— begin RECORDS SUPPLIED —

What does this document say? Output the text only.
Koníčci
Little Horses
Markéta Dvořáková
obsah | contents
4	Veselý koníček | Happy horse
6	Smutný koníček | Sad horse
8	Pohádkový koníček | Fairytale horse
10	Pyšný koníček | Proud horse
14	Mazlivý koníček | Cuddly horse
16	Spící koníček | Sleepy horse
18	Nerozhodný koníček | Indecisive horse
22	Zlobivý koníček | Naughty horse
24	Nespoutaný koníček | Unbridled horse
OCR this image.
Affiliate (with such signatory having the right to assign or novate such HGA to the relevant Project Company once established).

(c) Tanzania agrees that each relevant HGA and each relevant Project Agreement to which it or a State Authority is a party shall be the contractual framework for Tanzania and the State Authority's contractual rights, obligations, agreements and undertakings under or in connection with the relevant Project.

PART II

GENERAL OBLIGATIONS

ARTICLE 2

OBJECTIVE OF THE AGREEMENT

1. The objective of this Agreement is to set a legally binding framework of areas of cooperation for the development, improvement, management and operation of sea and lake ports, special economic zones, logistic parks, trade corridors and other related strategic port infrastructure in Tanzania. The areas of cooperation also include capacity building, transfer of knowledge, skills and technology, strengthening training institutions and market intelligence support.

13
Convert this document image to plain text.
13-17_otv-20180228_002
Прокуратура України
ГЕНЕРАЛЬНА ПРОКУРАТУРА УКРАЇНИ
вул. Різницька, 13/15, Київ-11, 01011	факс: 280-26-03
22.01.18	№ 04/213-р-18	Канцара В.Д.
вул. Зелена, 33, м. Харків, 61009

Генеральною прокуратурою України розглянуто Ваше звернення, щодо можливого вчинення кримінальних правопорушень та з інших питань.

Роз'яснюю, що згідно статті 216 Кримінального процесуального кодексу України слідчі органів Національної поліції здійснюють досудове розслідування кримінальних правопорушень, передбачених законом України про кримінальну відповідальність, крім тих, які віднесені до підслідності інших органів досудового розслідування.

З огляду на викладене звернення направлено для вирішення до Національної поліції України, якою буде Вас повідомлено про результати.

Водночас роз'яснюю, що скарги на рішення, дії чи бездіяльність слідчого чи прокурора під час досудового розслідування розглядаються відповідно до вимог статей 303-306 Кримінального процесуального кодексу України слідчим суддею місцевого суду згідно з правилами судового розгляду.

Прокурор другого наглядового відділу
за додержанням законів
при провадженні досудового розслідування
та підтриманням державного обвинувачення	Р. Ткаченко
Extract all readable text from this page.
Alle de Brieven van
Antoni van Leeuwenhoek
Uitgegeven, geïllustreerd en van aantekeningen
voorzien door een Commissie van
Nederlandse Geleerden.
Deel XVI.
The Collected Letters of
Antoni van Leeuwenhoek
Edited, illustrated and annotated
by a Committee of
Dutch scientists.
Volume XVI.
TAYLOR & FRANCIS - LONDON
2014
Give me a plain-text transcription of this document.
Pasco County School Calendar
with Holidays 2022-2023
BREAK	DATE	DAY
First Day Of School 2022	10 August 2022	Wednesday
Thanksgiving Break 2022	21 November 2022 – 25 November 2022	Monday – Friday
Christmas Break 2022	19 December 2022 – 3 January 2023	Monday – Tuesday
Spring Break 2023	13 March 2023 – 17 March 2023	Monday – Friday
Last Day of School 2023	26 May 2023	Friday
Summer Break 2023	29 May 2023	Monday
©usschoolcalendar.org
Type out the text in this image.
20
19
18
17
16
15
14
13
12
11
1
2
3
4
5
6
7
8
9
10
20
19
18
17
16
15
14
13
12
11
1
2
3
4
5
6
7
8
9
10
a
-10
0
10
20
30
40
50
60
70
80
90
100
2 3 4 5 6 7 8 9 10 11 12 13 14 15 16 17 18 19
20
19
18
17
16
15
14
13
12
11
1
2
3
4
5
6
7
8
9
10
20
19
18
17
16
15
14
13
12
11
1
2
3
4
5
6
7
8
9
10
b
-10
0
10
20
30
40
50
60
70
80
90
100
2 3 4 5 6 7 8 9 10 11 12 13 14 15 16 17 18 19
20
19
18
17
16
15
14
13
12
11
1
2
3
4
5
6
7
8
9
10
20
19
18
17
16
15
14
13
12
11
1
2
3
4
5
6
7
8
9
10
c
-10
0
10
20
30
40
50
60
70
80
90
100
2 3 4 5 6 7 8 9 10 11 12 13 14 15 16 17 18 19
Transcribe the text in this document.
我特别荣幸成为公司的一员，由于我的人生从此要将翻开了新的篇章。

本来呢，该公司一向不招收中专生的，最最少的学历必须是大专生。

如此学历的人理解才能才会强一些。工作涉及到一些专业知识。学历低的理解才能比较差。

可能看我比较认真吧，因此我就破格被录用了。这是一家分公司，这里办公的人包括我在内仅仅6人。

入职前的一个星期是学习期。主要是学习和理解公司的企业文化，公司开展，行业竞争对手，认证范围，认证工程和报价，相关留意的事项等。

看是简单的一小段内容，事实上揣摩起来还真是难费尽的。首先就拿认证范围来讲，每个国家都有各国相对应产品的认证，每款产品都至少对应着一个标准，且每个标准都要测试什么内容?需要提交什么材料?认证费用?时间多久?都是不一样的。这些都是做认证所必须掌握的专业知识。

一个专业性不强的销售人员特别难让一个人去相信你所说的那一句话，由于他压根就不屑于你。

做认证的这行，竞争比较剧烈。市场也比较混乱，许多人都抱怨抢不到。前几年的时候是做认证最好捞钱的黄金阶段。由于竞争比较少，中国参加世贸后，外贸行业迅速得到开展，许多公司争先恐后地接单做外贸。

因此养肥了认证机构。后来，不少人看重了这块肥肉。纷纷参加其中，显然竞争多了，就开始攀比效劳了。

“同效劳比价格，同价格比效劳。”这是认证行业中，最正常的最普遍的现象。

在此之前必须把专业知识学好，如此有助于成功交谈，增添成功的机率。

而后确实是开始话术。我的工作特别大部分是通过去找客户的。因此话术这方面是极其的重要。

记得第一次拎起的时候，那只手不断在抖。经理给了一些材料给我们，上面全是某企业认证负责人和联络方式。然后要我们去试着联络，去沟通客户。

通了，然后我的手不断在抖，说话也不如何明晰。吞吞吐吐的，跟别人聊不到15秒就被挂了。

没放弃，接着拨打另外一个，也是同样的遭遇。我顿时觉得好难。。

— end RECORDS SUPPLIED —

#### WHAT IS ASKED:
Write out every line of the listing that holds the word "згідно".

#### RESULT FOR THIS TASK:
Роз'яснюю, що згідно статті 216 Кримінального процесуального кодексу України слідчі органів Національної поліції здійснюють досудове розслідування кримінальних правопорушень, передбачених законом України про кримінальну відповідальність, крім тих, які віднесені до підслідності інших органів досудового розслідування.
Водночас роз'яснюю, що скарги на рішення, дії чи бездіяльність слідчого чи прокурора під час досудового розслідування розглядаються відповідно до вимог статей 303-306 Кримінального процесуального кодексу України слідчим суддею місцевого суду згідно з правилами судового розгляду.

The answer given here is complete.